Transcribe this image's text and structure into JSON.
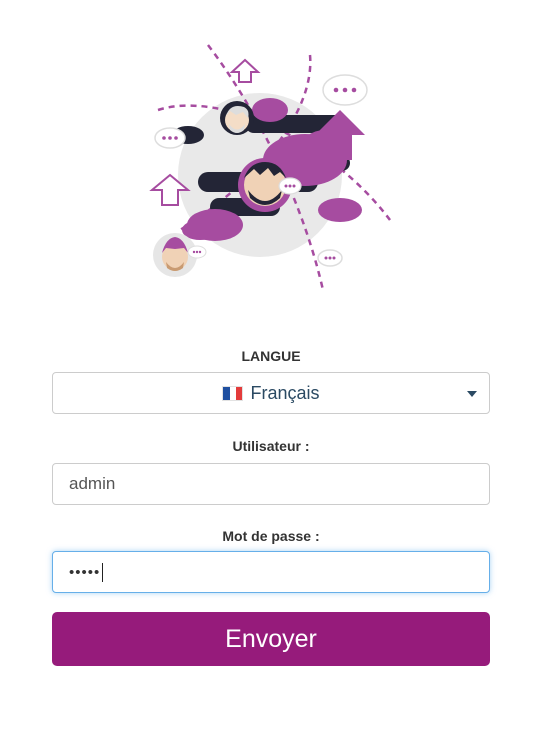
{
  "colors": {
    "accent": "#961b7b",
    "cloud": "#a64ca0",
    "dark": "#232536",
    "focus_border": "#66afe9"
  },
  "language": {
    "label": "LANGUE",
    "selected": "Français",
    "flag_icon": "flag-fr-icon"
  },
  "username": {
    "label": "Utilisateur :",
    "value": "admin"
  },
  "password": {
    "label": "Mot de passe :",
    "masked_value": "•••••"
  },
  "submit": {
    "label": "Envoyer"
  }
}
───
Task description: Copy the whole listing above word for word but do not carry over the pictures.

Written solution:
Transcribe this image's text and structure into JSON.
{
  "colors": {
    "accent": "#961b7b",
    "cloud": "#a64ca0",
    "dark": "#232536",
    "focus_border": "#66afe9"
  },
  "language": {
    "label": "LANGUE",
    "selected": "Français",
    "flag_icon": "flag-fr-icon"
  },
  "username": {
    "label": "Utilisateur :",
    "value": "admin"
  },
  "password": {
    "label": "Mot de passe :",
    "masked_value": "•••••"
  },
  "submit": {
    "label": "Envoyer"
  }
}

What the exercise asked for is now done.